:: DO THIS ::
Locate the line with "Transcribe this image's" in the material. Copy that line and each one after it, through the last, exactly and with nothing else.

start RECORDS FOR PROCESSING

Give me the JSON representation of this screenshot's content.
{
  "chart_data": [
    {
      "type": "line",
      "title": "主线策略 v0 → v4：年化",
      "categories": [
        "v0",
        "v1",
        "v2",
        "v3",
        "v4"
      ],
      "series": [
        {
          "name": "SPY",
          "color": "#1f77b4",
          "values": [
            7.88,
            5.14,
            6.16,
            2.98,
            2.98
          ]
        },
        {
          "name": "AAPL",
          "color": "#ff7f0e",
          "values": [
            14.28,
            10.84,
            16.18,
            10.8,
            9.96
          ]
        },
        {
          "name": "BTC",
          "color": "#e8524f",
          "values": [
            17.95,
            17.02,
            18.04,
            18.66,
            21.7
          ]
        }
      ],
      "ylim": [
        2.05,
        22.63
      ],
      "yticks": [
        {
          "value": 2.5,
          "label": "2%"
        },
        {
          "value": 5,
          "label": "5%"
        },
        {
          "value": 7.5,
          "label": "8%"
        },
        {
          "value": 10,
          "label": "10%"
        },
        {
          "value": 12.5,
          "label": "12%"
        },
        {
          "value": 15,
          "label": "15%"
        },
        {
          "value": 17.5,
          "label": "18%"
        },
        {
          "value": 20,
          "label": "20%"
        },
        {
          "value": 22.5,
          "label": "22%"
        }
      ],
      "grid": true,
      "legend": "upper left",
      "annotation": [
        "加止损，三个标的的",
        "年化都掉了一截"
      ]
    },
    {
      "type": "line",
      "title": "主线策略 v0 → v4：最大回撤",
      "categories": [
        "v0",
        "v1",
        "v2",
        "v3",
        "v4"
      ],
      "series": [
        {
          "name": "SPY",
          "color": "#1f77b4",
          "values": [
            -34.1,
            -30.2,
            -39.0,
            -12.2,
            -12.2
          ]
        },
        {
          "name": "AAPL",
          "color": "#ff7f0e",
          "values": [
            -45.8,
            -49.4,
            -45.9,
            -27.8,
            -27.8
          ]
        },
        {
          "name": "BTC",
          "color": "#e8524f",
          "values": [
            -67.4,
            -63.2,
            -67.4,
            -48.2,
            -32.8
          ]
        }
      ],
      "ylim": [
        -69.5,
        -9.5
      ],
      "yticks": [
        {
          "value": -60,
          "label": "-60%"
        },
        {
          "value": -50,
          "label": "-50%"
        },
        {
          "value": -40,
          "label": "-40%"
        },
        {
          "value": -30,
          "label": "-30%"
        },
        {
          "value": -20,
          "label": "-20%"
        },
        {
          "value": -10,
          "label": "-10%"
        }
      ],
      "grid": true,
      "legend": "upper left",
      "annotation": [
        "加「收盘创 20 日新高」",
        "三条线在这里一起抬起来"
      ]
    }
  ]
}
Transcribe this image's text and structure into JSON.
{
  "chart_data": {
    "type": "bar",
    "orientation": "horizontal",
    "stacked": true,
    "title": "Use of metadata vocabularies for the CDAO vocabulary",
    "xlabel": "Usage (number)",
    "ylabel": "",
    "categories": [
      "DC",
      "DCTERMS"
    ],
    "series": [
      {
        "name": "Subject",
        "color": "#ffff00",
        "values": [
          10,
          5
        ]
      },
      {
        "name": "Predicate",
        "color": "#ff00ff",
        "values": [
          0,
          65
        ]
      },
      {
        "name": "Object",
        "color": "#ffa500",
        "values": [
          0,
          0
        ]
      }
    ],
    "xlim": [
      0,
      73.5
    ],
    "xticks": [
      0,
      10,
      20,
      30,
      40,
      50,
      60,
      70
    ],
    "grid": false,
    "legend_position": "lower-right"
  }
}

end RECORDS FOR PROCESSING

:: RESPONSE TO THE EXERCISE ::
Transcribe this image's text and structure into JSON.
{
  "chart_data": {
    "type": "bar",
    "orientation": "horizontal",
    "stacked": true,
    "title": "Use of metadata vocabularies for the CDAO vocabulary",
    "xlabel": "Usage (number)",
    "ylabel": "",
    "categories": [
      "DC",
      "DCTERMS"
    ],
    "series": [
      {
        "name": "Subject",
        "color": "#ffff00",
        "values": [
          10,
          5
        ]
      },
      {
        "name": "Predicate",
        "color": "#ff00ff",
        "values": [
          0,
          65
        ]
      },
      {
        "name": "Object",
        "color": "#ffa500",
        "values": [
          0,
          0
        ]
      }
    ],
    "xlim": [
      0,
      73.5
    ],
    "xticks": [
      0,
      10,
      20,
      30,
      40,
      50,
      60,
      70
    ],
    "grid": false,
    "legend_position": "lower-right"
  }
}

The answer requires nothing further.